⟨

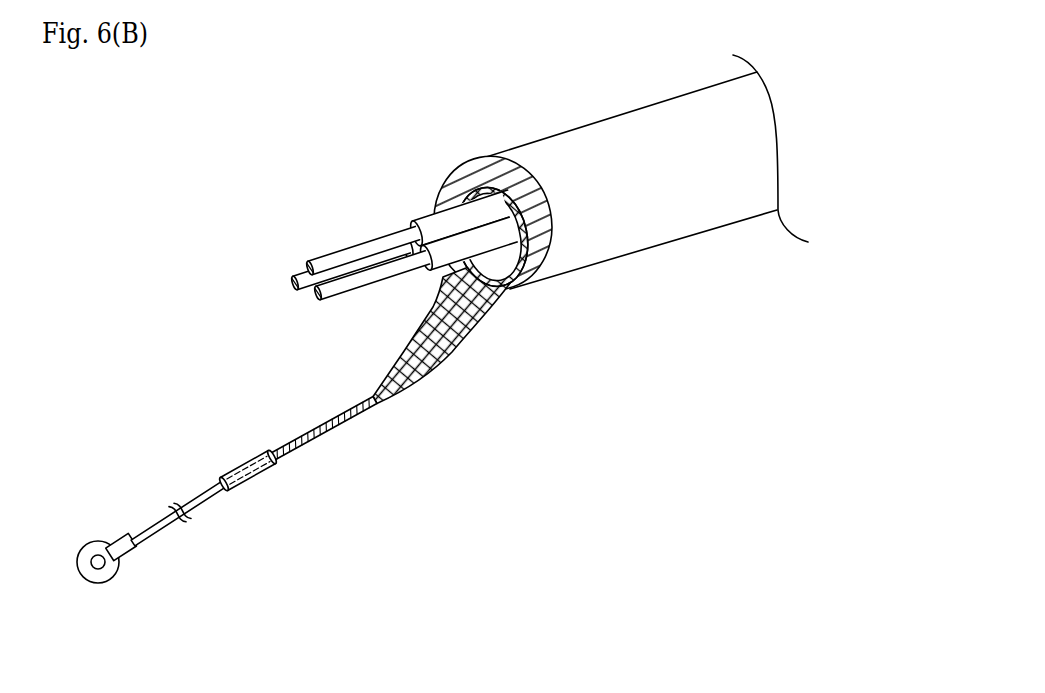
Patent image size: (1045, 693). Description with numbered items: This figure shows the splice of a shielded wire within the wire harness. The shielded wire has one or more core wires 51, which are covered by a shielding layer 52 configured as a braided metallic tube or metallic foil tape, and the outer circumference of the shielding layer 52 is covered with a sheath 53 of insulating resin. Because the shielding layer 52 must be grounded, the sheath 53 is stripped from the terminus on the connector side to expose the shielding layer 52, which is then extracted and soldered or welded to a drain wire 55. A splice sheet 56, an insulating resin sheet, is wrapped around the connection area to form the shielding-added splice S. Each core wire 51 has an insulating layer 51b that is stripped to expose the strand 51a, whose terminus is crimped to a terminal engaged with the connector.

The sheath 53 is at (490, 170).
The shielding layer 52 is at (447, 337).
The core wire 51 is at (366, 277).
The strand 51a is at (301, 266).
The insulating layer 51b is at (432, 273).
The drain wire 55 is at (208, 497).
The splice sheet 56 is at (304, 528).
The shielding-added splice S is at (257, 484).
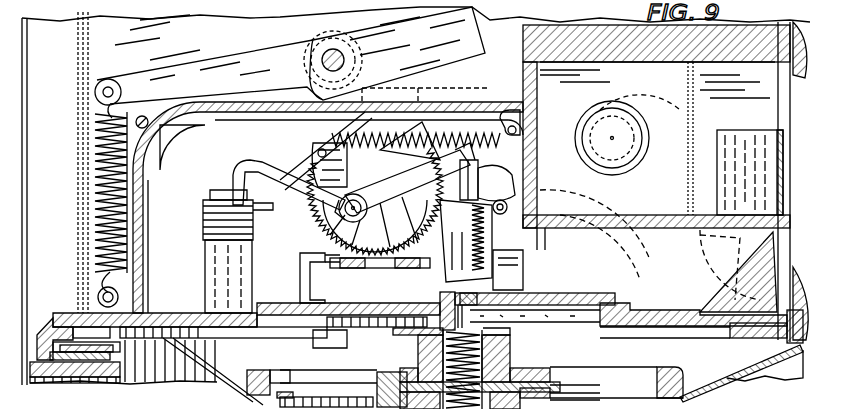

⟩

▶ Aim of the exercise: Please rewrite all the records above, changing "wire harness" to "cable harness" and keeping everything else unchanged. Leave the pictures out of your answer.

▶ Expected output:
Patent image size: (1045, 693). Description with numbered items: This figure shows the splice of a shielded wire within the cable harness. The shielded wire has one or more core wires 51, which are covered by a shielding layer 52 configured as a braided metallic tube or metallic foil tape, and the outer circumference of the shielding layer 52 is covered with a sheath 53 of insulating resin. Because the shielding layer 52 must be grounded, the sheath 53 is stripped from the terminus on the connector side to expose the shielding layer 52, which is then extracted and soldered or welded to a drain wire 55. A splice sheet 56, an insulating resin sheet, is wrapped around the connection area to form the shielding-added splice S. Each core wire 51 has an insulating layer 51b that is stripped to expose the strand 51a, whose terminus is crimped to a terminal engaged with the connector.

The sheath 53 is at (490, 170).
The shielding layer 52 is at (447, 337).
The core wire 51 is at (366, 277).
The strand 51a is at (301, 266).
The insulating layer 51b is at (432, 273).
The drain wire 55 is at (208, 497).
The splice sheet 56 is at (304, 528).
The shielding-added splice S is at (257, 484).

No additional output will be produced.